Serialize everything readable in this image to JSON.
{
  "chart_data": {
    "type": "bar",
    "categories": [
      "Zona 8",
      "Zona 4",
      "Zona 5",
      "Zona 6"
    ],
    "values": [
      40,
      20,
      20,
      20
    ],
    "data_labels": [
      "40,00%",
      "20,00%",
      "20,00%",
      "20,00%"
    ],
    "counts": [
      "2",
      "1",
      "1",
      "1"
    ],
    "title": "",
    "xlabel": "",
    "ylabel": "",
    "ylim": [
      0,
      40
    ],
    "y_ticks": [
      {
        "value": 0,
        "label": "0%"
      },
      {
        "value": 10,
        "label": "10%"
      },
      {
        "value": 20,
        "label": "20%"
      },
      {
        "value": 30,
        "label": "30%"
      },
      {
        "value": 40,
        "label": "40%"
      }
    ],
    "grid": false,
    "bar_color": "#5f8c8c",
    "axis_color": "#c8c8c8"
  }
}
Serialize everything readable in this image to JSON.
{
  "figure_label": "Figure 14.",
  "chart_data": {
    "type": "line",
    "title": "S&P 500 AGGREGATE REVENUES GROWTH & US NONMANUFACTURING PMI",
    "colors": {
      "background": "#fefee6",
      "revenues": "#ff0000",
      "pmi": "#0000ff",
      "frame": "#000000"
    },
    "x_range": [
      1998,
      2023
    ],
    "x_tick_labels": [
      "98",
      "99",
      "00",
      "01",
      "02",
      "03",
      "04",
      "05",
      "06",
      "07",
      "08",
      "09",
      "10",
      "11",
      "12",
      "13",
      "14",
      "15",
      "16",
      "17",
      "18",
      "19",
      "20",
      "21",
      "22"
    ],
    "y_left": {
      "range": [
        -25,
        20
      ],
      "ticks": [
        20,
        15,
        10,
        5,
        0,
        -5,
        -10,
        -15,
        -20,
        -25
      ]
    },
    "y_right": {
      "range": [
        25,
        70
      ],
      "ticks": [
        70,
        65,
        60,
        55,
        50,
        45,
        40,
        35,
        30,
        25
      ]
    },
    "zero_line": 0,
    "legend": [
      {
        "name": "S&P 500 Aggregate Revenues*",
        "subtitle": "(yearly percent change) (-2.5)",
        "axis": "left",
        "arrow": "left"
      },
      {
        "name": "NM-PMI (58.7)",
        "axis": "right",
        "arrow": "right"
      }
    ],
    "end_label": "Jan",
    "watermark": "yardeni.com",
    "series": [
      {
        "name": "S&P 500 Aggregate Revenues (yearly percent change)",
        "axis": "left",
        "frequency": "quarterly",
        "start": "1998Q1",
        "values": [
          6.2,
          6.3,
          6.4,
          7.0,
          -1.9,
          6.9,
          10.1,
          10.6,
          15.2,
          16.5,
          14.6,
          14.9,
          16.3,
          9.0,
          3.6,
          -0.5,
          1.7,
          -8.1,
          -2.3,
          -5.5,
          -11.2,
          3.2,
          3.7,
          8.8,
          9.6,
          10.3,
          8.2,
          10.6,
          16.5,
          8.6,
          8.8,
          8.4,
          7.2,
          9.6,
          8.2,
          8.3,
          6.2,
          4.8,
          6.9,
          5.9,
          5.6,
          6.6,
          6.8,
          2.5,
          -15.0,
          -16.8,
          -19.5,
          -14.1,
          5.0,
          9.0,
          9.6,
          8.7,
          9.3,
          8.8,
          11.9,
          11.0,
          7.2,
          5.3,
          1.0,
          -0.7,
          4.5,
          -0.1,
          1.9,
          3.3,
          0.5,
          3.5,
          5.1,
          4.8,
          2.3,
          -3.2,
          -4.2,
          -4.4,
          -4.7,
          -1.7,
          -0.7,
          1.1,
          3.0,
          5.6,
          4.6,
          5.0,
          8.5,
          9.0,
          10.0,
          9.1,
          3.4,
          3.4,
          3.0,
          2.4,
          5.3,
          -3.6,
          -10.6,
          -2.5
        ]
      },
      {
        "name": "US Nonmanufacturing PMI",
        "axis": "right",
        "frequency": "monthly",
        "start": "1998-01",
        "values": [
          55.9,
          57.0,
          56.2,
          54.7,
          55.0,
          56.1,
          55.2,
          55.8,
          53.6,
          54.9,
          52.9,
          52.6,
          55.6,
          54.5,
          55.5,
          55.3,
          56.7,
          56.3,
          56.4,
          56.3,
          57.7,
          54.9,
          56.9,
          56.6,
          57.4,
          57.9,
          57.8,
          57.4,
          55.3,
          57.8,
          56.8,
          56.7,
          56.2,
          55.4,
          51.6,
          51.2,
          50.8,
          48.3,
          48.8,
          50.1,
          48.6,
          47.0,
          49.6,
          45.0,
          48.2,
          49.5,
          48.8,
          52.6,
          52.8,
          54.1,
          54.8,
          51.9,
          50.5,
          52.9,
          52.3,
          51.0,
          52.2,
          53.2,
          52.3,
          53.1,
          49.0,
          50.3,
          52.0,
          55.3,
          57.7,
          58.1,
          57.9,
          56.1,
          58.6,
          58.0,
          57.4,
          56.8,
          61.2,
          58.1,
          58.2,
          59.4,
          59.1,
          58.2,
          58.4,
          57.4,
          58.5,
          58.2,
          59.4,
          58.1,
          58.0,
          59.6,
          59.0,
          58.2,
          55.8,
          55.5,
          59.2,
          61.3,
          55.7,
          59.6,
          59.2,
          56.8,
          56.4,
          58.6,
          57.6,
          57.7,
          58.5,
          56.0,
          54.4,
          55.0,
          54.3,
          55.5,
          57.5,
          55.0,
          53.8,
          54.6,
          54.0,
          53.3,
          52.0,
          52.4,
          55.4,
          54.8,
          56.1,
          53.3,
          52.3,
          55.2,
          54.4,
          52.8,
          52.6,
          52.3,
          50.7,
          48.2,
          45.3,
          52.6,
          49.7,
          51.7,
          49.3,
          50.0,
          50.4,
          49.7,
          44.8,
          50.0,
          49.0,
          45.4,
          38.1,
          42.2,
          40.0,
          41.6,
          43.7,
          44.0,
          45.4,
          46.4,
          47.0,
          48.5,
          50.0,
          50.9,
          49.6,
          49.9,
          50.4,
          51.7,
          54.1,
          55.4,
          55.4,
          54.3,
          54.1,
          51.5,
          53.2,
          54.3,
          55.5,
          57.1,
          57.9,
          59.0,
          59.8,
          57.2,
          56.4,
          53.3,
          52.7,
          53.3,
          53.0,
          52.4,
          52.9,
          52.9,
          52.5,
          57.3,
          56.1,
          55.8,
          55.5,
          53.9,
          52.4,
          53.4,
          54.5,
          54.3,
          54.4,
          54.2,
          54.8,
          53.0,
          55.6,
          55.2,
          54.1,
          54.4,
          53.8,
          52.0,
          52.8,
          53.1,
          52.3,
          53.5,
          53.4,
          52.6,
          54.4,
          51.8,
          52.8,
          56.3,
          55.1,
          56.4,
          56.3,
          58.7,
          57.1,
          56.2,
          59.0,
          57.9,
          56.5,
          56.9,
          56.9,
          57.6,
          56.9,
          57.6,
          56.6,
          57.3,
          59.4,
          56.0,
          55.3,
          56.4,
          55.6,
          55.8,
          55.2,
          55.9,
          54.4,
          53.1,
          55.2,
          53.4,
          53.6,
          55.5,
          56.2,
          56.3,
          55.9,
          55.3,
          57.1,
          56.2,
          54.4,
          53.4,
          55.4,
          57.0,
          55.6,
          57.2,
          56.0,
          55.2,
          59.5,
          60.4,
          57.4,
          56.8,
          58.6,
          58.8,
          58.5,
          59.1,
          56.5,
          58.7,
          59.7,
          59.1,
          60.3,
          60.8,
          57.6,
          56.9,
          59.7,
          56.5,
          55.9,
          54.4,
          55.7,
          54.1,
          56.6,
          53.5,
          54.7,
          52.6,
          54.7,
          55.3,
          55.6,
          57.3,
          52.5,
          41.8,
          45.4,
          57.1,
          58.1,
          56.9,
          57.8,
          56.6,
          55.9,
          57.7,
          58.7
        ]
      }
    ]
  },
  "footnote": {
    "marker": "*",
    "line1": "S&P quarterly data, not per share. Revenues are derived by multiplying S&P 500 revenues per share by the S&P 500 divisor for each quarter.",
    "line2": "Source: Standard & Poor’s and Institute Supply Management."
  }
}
------------------------------------------------
- What to work on -
Filter the listing for the word "yearly" and copy every line that holds it.

- Result -
        "subtitle": "(yearly percent change) (-2.5)",
        "name": "S&P 500 Aggregate Revenues (yearly percent change)",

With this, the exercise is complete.